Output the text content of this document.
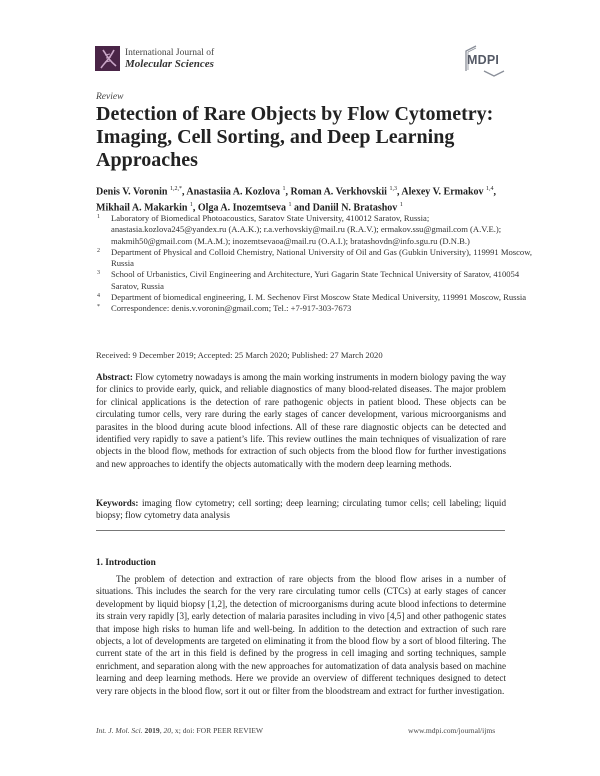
International Journal of
Molecular Sciences	MDPI
Review
Detection of Rare Objects by Flow Cytometry: Imaging, Cell Sorting, and Deep Learning Approaches
Denis V. Voronin $^{1,2,*}$, Anastasiia A. Kozlova $^1$, Roman A. Verkhovskii $^{1,3}$, Alexey V. Ermakov $^{1,4}$,
Mikhail A. Makarkin $^1$, Olga A. Inozemtseva $^1$ and Daniil N. Bratashov $^1$
1 Laboratory of Biomedical Photoacoustics, Saratov State University, 410012 Saratov, Russia; anastasia.kozlova245@yandex.ru (A.A.K.); r.a.verhovskiy@mail.ru (R.A.V.); ermakov.ssu@gmail.com (A.V.E.); makmih50@gmail.com (M.A.M.); inozemtsevaoa@mail.ru (O.A.I.); bratashovdn@info.sgu.ru (D.N.B.)
2 Department of Physical and Colloid Chemistry, National University of Oil and Gas (Gubkin University), 119991 Moscow, Russia
3 School of Urbanistics, Civil Engineering and Architecture, Yuri Gagarin State Technical University of Saratov, 410054 Saratov, Russia
4 Department of biomedical engineering, I. M. Sechenov First Moscow State Medical University, 119991 Moscow, Russia
* Correspondence: denis.v.voronin@gmail.com; Tel.: +7-917-303-7673
Received: 9 December 2019; Accepted: 25 March 2020; Published: 27 March 2020
Abstract: Flow cytometry nowadays is among the main working instruments in modern biology paving the way for clinics to provide early, quick, and reliable diagnostics of many blood-related diseases. The major problem for clinical applications is the detection of rare pathogenic objects in patient blood. These objects can be circulating tumor cells, very rare during the early stages of cancer development, various microorganisms and parasites in the blood during acute blood infections. All of these rare diagnostic objects can be detected and identified very rapidly to save a patient’s life. This review outlines the main techniques of visualization of rare objects in the blood flow, methods for extraction of such objects from the blood flow for further investigations and new approaches to identify the objects automatically with the modern deep learning methods.
Keywords: imaging flow cytometry; cell sorting; deep learning; circulating tumor cells; cell labeling; liquid biopsy; flow cytometry data analysis
1. Introduction
The problem of detection and extraction of rare objects from the blood flow arises in a number of situations. This includes the search for the very rare circulating tumor cells (CTCs) at early stages of cancer development by liquid biopsy [1,2], the detection of microorganisms during acute blood infections to determine its strain very rapidly [3], early detection of malaria parasites including in vivo [4,5] and other pathogenic states that impose high risks to human life and well-being. In addition to the detection and extraction of such rare objects, a lot of developments are targeted on eliminating it from the blood flow by a sort of blood filtering. The current state of the art in this field is defined by the progress in cell imaging and sorting techniques, sample enrichment, and separation along with the new approaches for automatization of data analysis based on machine learning and deep learning methods. Here we provide an overview of different techniques designed to detect very rare objects in the blood flow, sort it out or filter from the bloodstream and extract for further investigation.
Int. J. Mol. Sci. 2019, 20, x; doi: FOR PEER REVIEW	www.mdpi.com/journal/ijms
────────
◆ **Work instructions**
Nothing but the pictures may be dropped as you repeat the listing above exactly.

◆ **Expected answer**
Output the text content of this document.
International Journal of
Molecular Sciences	MDPI
Review
Detection of Rare Objects by Flow Cytometry: Imaging, Cell Sorting, and Deep Learning Approaches
Denis V. Voronin $^{1,2,*}$, Anastasiia A. Kozlova $^1$, Roman A. Verkhovskii $^{1,3}$, Alexey V. Ermakov $^{1,4}$,
Mikhail A. Makarkin $^1$, Olga A. Inozemtseva $^1$ and Daniil N. Bratashov $^1$
1 Laboratory of Biomedical Photoacoustics, Saratov State University, 410012 Saratov, Russia; anastasia.kozlova245@yandex.ru (A.A.K.); r.a.verhovskiy@mail.ru (R.A.V.); ermakov.ssu@gmail.com (A.V.E.); makmih50@gmail.com (M.A.M.); inozemtsevaoa@mail.ru (O.A.I.); bratashovdn@info.sgu.ru (D.N.B.)
2 Department of Physical and Colloid Chemistry, National University of Oil and Gas (Gubkin University), 119991 Moscow, Russia
3 School of Urbanistics, Civil Engineering and Architecture, Yuri Gagarin State Technical University of Saratov, 410054 Saratov, Russia
4 Department of biomedical engineering, I. M. Sechenov First Moscow State Medical University, 119991 Moscow, Russia
* Correspondence: denis.v.voronin@gmail.com; Tel.: +7-917-303-7673
Received: 9 December 2019; Accepted: 25 March 2020; Published: 27 March 2020
Abstract: Flow cytometry nowadays is among the main working instruments in modern biology paving the way for clinics to provide early, quick, and reliable diagnostics of many blood-related diseases. The major problem for clinical applications is the detection of rare pathogenic objects in patient blood. These objects can be circulating tumor cells, very rare during the early stages of cancer development, various microorganisms and parasites in the blood during acute blood infections. All of these rare diagnostic objects can be detected and identified very rapidly to save a patient’s life. This review outlines the main techniques of visualization of rare objects in the blood flow, methods for extraction of such objects from the blood flow for further investigations and new approaches to identify the objects automatically with the modern deep learning methods.
Keywords: imaging flow cytometry; cell sorting; deep learning; circulating tumor cells; cell labeling; liquid biopsy; flow cytometry data analysis
1. Introduction
The problem of detection and extraction of rare objects from the blood flow arises in a number of situations. This includes the search for the very rare circulating tumor cells (CTCs) at early stages of cancer development by liquid biopsy [1,2], the detection of microorganisms during acute blood infections to determine its strain very rapidly [3], early detection of malaria parasites including in vivo [4,5] and other pathogenic states that impose high risks to human life and well-being. In addition to the detection and extraction of such rare objects, a lot of developments are targeted on eliminating it from the blood flow by a sort of blood filtering. The current state of the art in this field is defined by the progress in cell imaging and sorting techniques, sample enrichment, and separation along with the new approaches for automatization of data analysis based on machine learning and deep learning methods. Here we provide an overview of different techniques designed to detect very rare objects in the blood flow, sort it out or filter from the bloodstream and extract for further investigation.
Int. J. Mol. Sci. 2019, 20, x; doi: FOR PEER REVIEW	www.mdpi.com/journal/ijms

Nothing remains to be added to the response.